:: The request ::
Every entry must be echoed exactly.

:: Exercise materials ::
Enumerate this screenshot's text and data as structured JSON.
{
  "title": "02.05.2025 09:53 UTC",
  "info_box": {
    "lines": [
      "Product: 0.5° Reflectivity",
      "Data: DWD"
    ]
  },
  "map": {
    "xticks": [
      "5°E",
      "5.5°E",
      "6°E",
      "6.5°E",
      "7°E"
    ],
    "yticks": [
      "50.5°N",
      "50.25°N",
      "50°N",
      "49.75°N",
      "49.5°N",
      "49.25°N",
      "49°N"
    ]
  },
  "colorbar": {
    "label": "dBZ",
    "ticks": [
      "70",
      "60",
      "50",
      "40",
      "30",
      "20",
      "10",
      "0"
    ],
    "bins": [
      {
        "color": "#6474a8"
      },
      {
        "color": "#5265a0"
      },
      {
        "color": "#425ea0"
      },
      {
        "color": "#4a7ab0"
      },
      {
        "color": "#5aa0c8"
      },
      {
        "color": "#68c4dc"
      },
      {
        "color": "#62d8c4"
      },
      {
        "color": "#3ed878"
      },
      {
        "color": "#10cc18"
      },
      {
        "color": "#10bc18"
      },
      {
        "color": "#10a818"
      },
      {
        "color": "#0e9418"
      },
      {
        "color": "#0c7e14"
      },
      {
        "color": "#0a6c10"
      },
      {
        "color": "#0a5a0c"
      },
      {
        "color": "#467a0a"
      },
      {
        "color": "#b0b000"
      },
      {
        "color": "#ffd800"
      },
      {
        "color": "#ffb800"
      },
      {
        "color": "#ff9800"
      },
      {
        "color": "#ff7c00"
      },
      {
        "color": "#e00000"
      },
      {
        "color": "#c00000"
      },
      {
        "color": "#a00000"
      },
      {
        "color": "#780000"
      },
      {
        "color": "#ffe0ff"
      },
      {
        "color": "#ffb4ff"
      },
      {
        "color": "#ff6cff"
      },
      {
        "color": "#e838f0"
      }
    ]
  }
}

:: Task output ::
Enumerate this screenshot's text and data as structured JSON.
{
  "title": "02.05.2025 09:53 UTC",
  "info_box": {
    "lines": [
      "Product: 0.5° Reflectivity",
      "Data: DWD"
    ]
  },
  "map": {
    "xticks": [
      "5°E",
      "5.5°E",
      "6°E",
      "6.5°E",
      "7°E"
    ],
    "yticks": [
      "50.5°N",
      "50.25°N",
      "50°N",
      "49.75°N",
      "49.5°N",
      "49.25°N",
      "49°N"
    ]
  },
  "colorbar": {
    "label": "dBZ",
    "ticks": [
      "70",
      "60",
      "50",
      "40",
      "30",
      "20",
      "10",
      "0"
    ],
    "bins": [
      {
        "color": "#6474a8"
      },
      {
        "color": "#5265a0"
      },
      {
        "color": "#425ea0"
      },
      {
        "color": "#4a7ab0"
      },
      {
        "color": "#5aa0c8"
      },
      {
        "color": "#68c4dc"
      },
      {
        "color": "#62d8c4"
      },
      {
        "color": "#3ed878"
      },
      {
        "color": "#10cc18"
      },
      {
        "color": "#10bc18"
      },
      {
        "color": "#10a818"
      },
      {
        "color": "#0e9418"
      },
      {
        "color": "#0c7e14"
      },
      {
        "color": "#0a6c10"
      },
      {
        "color": "#0a5a0c"
      },
      {
        "color": "#467a0a"
      },
      {
        "color": "#b0b000"
      },
      {
        "color": "#ffd800"
      },
      {
        "color": "#ffb800"
      },
      {
        "color": "#ff9800"
      },
      {
        "color": "#ff7c00"
      },
      {
        "color": "#e00000"
      },
      {
        "color": "#c00000"
      },
      {
        "color": "#a00000"
      },
      {
        "color": "#780000"
      },
      {
        "color": "#ffe0ff"
      },
      {
        "color": "#ffb4ff"
      },
      {
        "color": "#ff6cff"
      },
      {
        "color": "#e838f0"
      }
    ]
  }
}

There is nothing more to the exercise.